┌──

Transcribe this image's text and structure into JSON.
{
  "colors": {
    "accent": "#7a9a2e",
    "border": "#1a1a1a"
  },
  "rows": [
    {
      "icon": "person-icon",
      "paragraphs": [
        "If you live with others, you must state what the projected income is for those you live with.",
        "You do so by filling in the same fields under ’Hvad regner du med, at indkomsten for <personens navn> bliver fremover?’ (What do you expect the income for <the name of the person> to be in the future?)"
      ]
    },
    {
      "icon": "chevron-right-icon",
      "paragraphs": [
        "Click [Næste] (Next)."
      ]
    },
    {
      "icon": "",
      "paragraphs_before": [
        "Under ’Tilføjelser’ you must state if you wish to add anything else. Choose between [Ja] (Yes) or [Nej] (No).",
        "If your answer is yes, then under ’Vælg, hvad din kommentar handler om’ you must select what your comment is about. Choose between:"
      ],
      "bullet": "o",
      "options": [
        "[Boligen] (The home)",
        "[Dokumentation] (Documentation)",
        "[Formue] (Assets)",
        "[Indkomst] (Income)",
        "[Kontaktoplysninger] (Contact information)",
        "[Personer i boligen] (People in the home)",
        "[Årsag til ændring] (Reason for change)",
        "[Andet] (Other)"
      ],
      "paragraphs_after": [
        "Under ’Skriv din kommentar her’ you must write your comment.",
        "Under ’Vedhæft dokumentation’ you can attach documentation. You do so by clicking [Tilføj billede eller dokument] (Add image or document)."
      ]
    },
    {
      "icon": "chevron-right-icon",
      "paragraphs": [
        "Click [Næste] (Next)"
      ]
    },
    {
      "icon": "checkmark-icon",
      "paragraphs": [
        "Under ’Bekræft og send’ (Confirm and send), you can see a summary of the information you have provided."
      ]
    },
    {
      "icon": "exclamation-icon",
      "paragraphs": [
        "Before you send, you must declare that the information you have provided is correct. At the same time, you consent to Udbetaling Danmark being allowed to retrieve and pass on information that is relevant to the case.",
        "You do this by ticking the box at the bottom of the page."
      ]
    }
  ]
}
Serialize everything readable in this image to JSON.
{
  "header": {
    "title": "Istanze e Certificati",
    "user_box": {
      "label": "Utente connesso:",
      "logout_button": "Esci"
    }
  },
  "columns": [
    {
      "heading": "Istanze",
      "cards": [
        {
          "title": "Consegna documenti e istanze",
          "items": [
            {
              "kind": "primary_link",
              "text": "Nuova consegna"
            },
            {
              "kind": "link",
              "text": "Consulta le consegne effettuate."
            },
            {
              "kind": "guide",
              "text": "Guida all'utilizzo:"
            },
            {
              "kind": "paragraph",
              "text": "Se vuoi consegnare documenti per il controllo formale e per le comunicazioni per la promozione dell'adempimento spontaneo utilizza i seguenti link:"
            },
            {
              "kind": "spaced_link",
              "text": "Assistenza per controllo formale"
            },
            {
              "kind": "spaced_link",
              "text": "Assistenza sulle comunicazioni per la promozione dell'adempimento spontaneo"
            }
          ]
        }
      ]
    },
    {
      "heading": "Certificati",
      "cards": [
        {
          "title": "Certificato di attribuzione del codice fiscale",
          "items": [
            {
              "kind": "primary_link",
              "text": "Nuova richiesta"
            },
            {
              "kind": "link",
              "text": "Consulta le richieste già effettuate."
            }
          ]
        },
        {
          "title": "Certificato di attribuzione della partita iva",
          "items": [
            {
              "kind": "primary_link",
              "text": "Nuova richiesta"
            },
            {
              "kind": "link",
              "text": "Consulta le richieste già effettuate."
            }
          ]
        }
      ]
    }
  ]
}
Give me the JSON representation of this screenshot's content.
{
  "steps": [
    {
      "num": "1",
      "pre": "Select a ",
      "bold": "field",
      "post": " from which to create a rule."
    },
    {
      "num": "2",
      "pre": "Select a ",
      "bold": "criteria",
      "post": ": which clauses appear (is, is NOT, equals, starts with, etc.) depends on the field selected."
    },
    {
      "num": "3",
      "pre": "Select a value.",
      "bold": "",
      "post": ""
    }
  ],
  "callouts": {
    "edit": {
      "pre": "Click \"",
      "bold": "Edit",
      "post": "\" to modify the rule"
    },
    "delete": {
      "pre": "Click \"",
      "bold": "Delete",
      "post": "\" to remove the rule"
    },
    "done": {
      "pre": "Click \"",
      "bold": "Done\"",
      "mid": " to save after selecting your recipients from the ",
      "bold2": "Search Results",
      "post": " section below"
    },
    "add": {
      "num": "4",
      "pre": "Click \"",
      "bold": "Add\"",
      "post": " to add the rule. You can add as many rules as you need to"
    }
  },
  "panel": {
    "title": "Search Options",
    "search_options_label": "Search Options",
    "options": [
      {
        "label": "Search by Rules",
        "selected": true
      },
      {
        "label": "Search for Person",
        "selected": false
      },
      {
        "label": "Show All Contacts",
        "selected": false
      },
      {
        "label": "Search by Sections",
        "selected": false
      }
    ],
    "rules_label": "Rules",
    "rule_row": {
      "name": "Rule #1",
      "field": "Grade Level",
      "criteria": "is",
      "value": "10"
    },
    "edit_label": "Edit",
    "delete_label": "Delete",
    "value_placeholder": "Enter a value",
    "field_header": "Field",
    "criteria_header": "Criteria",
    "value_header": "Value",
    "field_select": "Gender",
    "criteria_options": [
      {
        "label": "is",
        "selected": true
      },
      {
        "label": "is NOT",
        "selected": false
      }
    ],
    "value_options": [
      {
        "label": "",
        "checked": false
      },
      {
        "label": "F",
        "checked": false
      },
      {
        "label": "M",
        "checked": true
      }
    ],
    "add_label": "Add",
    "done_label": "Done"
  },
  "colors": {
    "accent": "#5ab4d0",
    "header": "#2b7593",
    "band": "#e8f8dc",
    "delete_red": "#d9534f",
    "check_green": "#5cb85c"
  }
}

└──

Task to complete:
Extract all of the data exactly as written.

Answer to this task:
Transcribe this image's text and structure into JSON.
{
  "colors": {
    "accent": "#7a9a2e",
    "border": "#1a1a1a"
  },
  "rows": [
    {
      "icon": "person-icon",
      "paragraphs": [
        "If you live with others, you must state what the projected income is for those you live with.",
        "You do so by filling in the same fields under ’Hvad regner du med, at indkomsten for <personens navn> bliver fremover?’ (What do you expect the income for <the name of the person> to be in the future?)"
      ]
    },
    {
      "icon": "chevron-right-icon",
      "paragraphs": [
        "Click [Næste] (Next)."
      ]
    },
    {
      "icon": "",
      "paragraphs_before": [
        "Under ’Tilføjelser’ you must state if you wish to add anything else. Choose between [Ja] (Yes) or [Nej] (No).",
        "If your answer is yes, then under ’Vælg, hvad din kommentar handler om’ you must select what your comment is about. Choose between:"
      ],
      "bullet": "o",
      "options": [
        "[Boligen] (The home)",
        "[Dokumentation] (Documentation)",
        "[Formue] (Assets)",
        "[Indkomst] (Income)",
        "[Kontaktoplysninger] (Contact information)",
        "[Personer i boligen] (People in the home)",
        "[Årsag til ændring] (Reason for change)",
        "[Andet] (Other)"
      ],
      "paragraphs_after": [
        "Under ’Skriv din kommentar her’ you must write your comment.",
        "Under ’Vedhæft dokumentation’ you can attach documentation. You do so by clicking [Tilføj billede eller dokument] (Add image or document)."
      ]
    },
    {
      "icon": "chevron-right-icon",
      "paragraphs": [
        "Click [Næste] (Next)"
      ]
    },
    {
      "icon": "checkmark-icon",
      "paragraphs": [
        "Under ’Bekræft og send’ (Confirm and send), you can see a summary of the information you have provided."
      ]
    },
    {
      "icon": "exclamation-icon",
      "paragraphs": [
        "Before you send, you must declare that the information you have provided is correct. At the same time, you consent to Udbetaling Danmark being allowed to retrieve and pass on information that is relevant to the case.",
        "You do this by ticking the box at the bottom of the page."
      ]
    }
  ]
}
Serialize everything readable in this image to JSON.
{
  "header": {
    "title": "Istanze e Certificati",
    "user_box": {
      "label": "Utente connesso:",
      "logout_button": "Esci"
    }
  },
  "columns": [
    {
      "heading": "Istanze",
      "cards": [
        {
          "title": "Consegna documenti e istanze",
          "items": [
            {
              "kind": "primary_link",
              "text": "Nuova consegna"
            },
            {
              "kind": "link",
              "text": "Consulta le consegne effettuate."
            },
            {
              "kind": "guide",
              "text": "Guida all'utilizzo:"
            },
            {
              "kind": "paragraph",
              "text": "Se vuoi consegnare documenti per il controllo formale e per le comunicazioni per la promozione dell'adempimento spontaneo utilizza i seguenti link:"
            },
            {
              "kind": "spaced_link",
              "text": "Assistenza per controllo formale"
            },
            {
              "kind": "spaced_link",
              "text": "Assistenza sulle comunicazioni per la promozione dell'adempimento spontaneo"
            }
          ]
        }
      ]
    },
    {
      "heading": "Certificati",
      "cards": [
        {
          "title": "Certificato di attribuzione del codice fiscale",
          "items": [
            {
              "kind": "primary_link",
              "text": "Nuova richiesta"
            },
            {
              "kind": "link",
              "text": "Consulta le richieste già effettuate."
            }
          ]
        },
        {
          "title": "Certificato di attribuzione della partita iva",
          "items": [
            {
              "kind": "primary_link",
              "text": "Nuova richiesta"
            },
            {
              "kind": "link",
              "text": "Consulta le richieste già effettuate."
            }
          ]
        }
      ]
    }
  ]
}
Give me the JSON representation of this screenshot's content.
{
  "steps": [
    {
      "num": "1",
      "pre": "Select a ",
      "bold": "field",
      "post": " from which to create a rule."
    },
    {
      "num": "2",
      "pre": "Select a ",
      "bold": "criteria",
      "post": ": which clauses appear (is, is NOT, equals, starts with, etc.) depends on the field selected."
    },
    {
      "num": "3",
      "pre": "Select a value.",
      "bold": "",
      "post": ""
    }
  ],
  "callouts": {
    "edit": {
      "pre": "Click \"",
      "bold": "Edit",
      "post": "\" to modify the rule"
    },
    "delete": {
      "pre": "Click \"",
      "bold": "Delete",
      "post": "\" to remove the rule"
    },
    "done": {
      "pre": "Click \"",
      "bold": "Done\"",
      "mid": " to save after selecting your recipients from the ",
      "bold2": "Search Results",
      "post": " section below"
    },
    "add": {
      "num": "4",
      "pre": "Click \"",
      "bold": "Add\"",
      "post": " to add the rule. You can add as many rules as you need to"
    }
  },
  "panel": {
    "title": "Search Options",
    "search_options_label": "Search Options",
    "options": [
      {
        "label": "Search by Rules",
        "selected": true
      },
      {
        "label": "Search for Person",
        "selected": false
      },
      {
        "label": "Show All Contacts",
        "selected": false
      },
      {
        "label": "Search by Sections",
        "selected": false
      }
    ],
    "rules_label": "Rules",
    "rule_row": {
      "name": "Rule #1",
      "field": "Grade Level",
      "criteria": "is",
      "value": "10"
    },
    "edit_label": "Edit",
    "delete_label": "Delete",
    "value_placeholder": "Enter a value",
    "field_header": "Field",
    "criteria_header": "Criteria",
    "value_header": "Value",
    "field_select": "Gender",
    "criteria_options": [
      {
        "label": "is",
        "selected": true
      },
      {
        "label": "is NOT",
        "selected": false
      }
    ],
    "value_options": [
      {
        "label": "",
        "checked": false
      },
      {
        "label": "F",
        "checked": false
      },
      {
        "label": "M",
        "checked": true
      }
    ],
    "add_label": "Add",
    "done_label": "Done"
  },
  "colors": {
    "accent": "#5ab4d0",
    "header": "#2b7593",
    "band": "#e8f8dc",
    "delete_red": "#d9534f",
    "check_green": "#5cb85c"
  }
}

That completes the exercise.